● **SET EXERCISE**
In your copy, reproduce the entries exactly as they are, minus the images.

[Data extracted from a collection]
>> Start

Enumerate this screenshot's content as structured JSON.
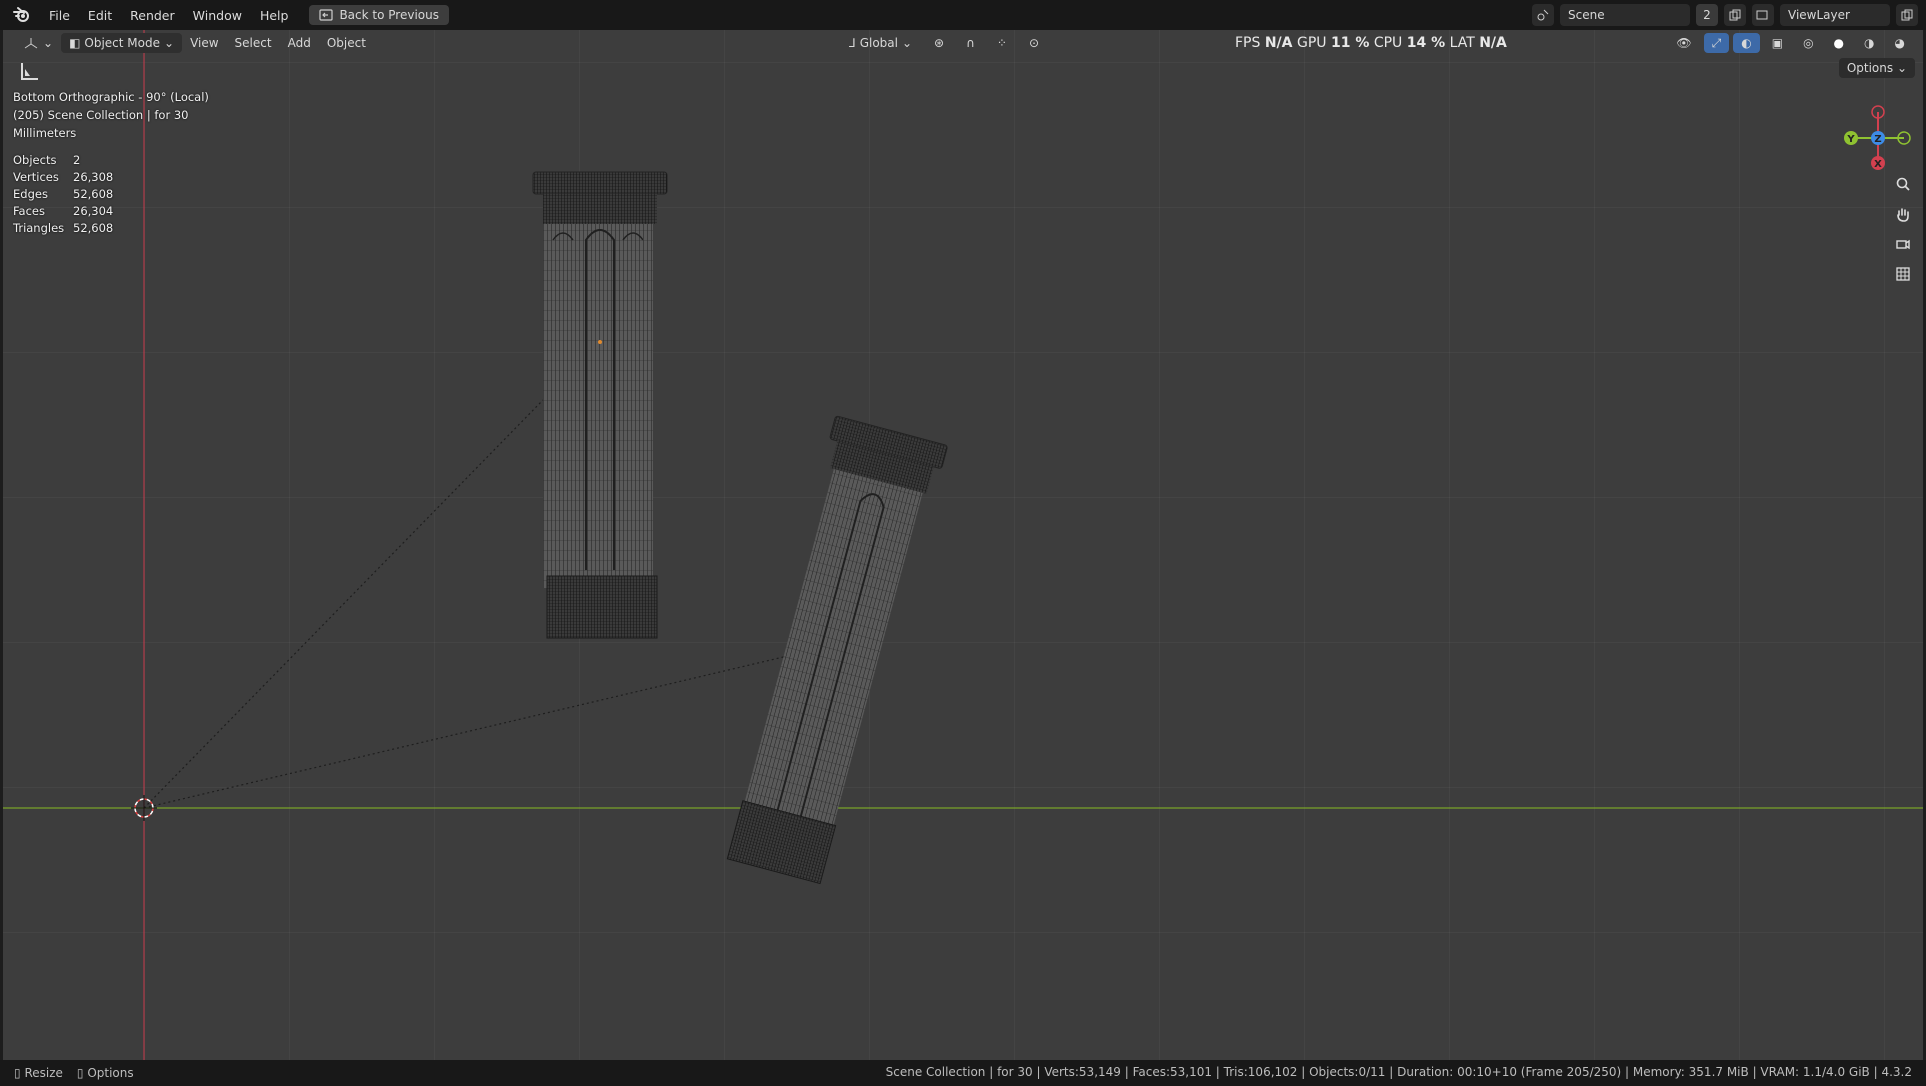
{
  "menubar": {
    "items": [
      "File",
      "Edit",
      "Render",
      "Window",
      "Help"
    ],
    "back_button": "Back to Previous",
    "scene_name": "Scene",
    "scene_count": "2",
    "view_layer": "ViewLayer"
  },
  "header": {
    "mode": "Object Mode",
    "menus": [
      "View",
      "Select",
      "Add",
      "Object"
    ],
    "orientation": "Global",
    "options": "Options"
  },
  "perf": {
    "fps_label": "FPS",
    "fps_value": "N/A",
    "gpu_label": "GPU",
    "gpu_value": "11 %",
    "cpu_label": "CPU",
    "cpu_value": "14 %",
    "lat_label": "LAT",
    "lat_value": "N/A"
  },
  "viewport_info": {
    "view": "Bottom Orthographic - 90° (Local)",
    "collection": "(205) Scene Collection | for 30",
    "units": "Millimeters"
  },
  "stats": [
    {
      "label": "Objects",
      "value": "2"
    },
    {
      "label": "Vertices",
      "value": "26,308"
    },
    {
      "label": "Edges",
      "value": "52,608"
    },
    {
      "label": "Faces",
      "value": "26,304"
    },
    {
      "label": "Triangles",
      "value": "52,608"
    }
  ],
  "gizmo": {
    "y": "Y",
    "z": "Z",
    "x": "X"
  },
  "statusbar": {
    "left": [
      "Resize",
      "Options"
    ],
    "right": "Scene Collection | for 30 | Verts:53,149 | Faces:53,101 | Tris:106,102 | Objects:0/11 | Duration: 00:10+10 (Frame 205/250) | Memory: 351.7 MiB | VRAM: 1.1/4.0 GiB | 4.3.2"
  },
  "colors": {
    "x_axis": "#d2404f",
    "y_axis": "#8fc231",
    "z_axis": "#3d8ce6",
    "viewport_bg": "#3d3d3d"
  }
}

>> End

● **THE RESULT**
Enumerate this screenshot's content as structured JSON.
{
  "menubar": {
    "items": [
      "File",
      "Edit",
      "Render",
      "Window",
      "Help"
    ],
    "back_button": "Back to Previous",
    "scene_name": "Scene",
    "scene_count": "2",
    "view_layer": "ViewLayer"
  },
  "header": {
    "mode": "Object Mode",
    "menus": [
      "View",
      "Select",
      "Add",
      "Object"
    ],
    "orientation": "Global",
    "options": "Options"
  },
  "perf": {
    "fps_label": "FPS",
    "fps_value": "N/A",
    "gpu_label": "GPU",
    "gpu_value": "11 %",
    "cpu_label": "CPU",
    "cpu_value": "14 %",
    "lat_label": "LAT",
    "lat_value": "N/A"
  },
  "viewport_info": {
    "view": "Bottom Orthographic - 90° (Local)",
    "collection": "(205) Scene Collection | for 30",
    "units": "Millimeters"
  },
  "stats": [
    {
      "label": "Objects",
      "value": "2"
    },
    {
      "label": "Vertices",
      "value": "26,308"
    },
    {
      "label": "Edges",
      "value": "52,608"
    },
    {
      "label": "Faces",
      "value": "26,304"
    },
    {
      "label": "Triangles",
      "value": "52,608"
    }
  ],
  "gizmo": {
    "y": "Y",
    "z": "Z",
    "x": "X"
  },
  "statusbar": {
    "left": [
      "Resize",
      "Options"
    ],
    "right": "Scene Collection | for 30 | Verts:53,149 | Faces:53,101 | Tris:106,102 | Objects:0/11 | Duration: 00:10+10 (Frame 205/250) | Memory: 351.7 MiB | VRAM: 1.1/4.0 GiB | 4.3.2"
  },
  "colors": {
    "x_axis": "#d2404f",
    "y_axis": "#8fc231",
    "z_axis": "#3d8ce6",
    "viewport_bg": "#3d3d3d"
  }
}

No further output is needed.